* _Brief_
Write out, word for word, every line from the one containing "What does this" through the last line of the records below, both ends included.

START

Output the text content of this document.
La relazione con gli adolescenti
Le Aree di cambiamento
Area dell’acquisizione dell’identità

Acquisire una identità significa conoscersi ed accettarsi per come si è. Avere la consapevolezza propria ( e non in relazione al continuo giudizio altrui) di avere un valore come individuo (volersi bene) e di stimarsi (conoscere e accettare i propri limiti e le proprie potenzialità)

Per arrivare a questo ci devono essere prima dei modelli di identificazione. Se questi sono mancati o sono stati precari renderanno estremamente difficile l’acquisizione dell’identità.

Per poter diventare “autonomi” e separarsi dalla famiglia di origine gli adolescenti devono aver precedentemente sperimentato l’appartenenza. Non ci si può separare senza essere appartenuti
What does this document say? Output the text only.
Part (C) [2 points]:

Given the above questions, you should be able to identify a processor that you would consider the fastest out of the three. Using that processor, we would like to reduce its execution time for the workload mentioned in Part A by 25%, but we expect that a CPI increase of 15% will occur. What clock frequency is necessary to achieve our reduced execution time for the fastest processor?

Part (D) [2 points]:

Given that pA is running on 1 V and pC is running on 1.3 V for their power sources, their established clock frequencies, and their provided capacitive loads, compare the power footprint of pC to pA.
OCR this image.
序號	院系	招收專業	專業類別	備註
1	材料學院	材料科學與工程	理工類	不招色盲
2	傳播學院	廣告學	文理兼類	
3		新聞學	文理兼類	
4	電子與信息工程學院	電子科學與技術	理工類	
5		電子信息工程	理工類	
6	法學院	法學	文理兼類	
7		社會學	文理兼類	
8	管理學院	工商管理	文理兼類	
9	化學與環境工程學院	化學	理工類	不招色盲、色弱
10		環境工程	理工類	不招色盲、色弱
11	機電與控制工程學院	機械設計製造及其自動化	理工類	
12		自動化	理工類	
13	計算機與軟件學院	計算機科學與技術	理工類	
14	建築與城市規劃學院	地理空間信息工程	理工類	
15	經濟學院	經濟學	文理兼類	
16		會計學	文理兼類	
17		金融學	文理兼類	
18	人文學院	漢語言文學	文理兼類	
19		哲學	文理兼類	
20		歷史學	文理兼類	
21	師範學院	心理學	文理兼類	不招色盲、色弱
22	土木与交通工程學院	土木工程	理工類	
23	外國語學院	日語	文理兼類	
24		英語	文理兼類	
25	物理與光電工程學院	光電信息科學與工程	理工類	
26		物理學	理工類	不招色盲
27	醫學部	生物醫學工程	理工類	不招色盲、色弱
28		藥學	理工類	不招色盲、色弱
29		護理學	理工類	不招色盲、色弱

END

* _Response to this task_
What does this document say? Output the text only.
Part (C) [2 points]:

Given the above questions, you should be able to identify a processor that you would consider the fastest out of the three. Using that processor, we would like to reduce its execution time for the workload mentioned in Part A by 25%, but we expect that a CPI increase of 15% will occur. What clock frequency is necessary to achieve our reduced execution time for the fastest processor?

Part (D) [2 points]:

Given that pA is running on 1 V and pC is running on 1.3 V for their power sources, their established clock frequencies, and their provided capacitive loads, compare the power footprint of pC to pA.
OCR this image.
序號	院系	招收專業	專業類別	備註
1	材料學院	材料科學與工程	理工類	不招色盲
2	傳播學院	廣告學	文理兼類	
3		新聞學	文理兼類	
4	電子與信息工程學院	電子科學與技術	理工類	
5		電子信息工程	理工類	
6	法學院	法學	文理兼類	
7		社會學	文理兼類	
8	管理學院	工商管理	文理兼類	
9	化學與環境工程學院	化學	理工類	不招色盲、色弱
10		環境工程	理工類	不招色盲、色弱
11	機電與控制工程學院	機械設計製造及其自動化	理工類	
12		自動化	理工類	
13	計算機與軟件學院	計算機科學與技術	理工類	
14	建築與城市規劃學院	地理空間信息工程	理工類	
15	經濟學院	經濟學	文理兼類	
16		會計學	文理兼類	
17		金融學	文理兼類	
18	人文學院	漢語言文學	文理兼類	
19		哲學	文理兼類	
20		歷史學	文理兼類	
21	師範學院	心理學	文理兼類	不招色盲、色弱
22	土木与交通工程學院	土木工程	理工類	
23	外國語學院	日語	文理兼類	
24		英語	文理兼類	
25	物理與光電工程學院	光電信息科學與工程	理工類	
26		物理學	理工類	不招色盲
27	醫學部	生物醫學工程	理工類	不招色盲、色弱
28		藥學	理工類	不招色盲、色弱
29		護理學	理工類	不招色盲、色弱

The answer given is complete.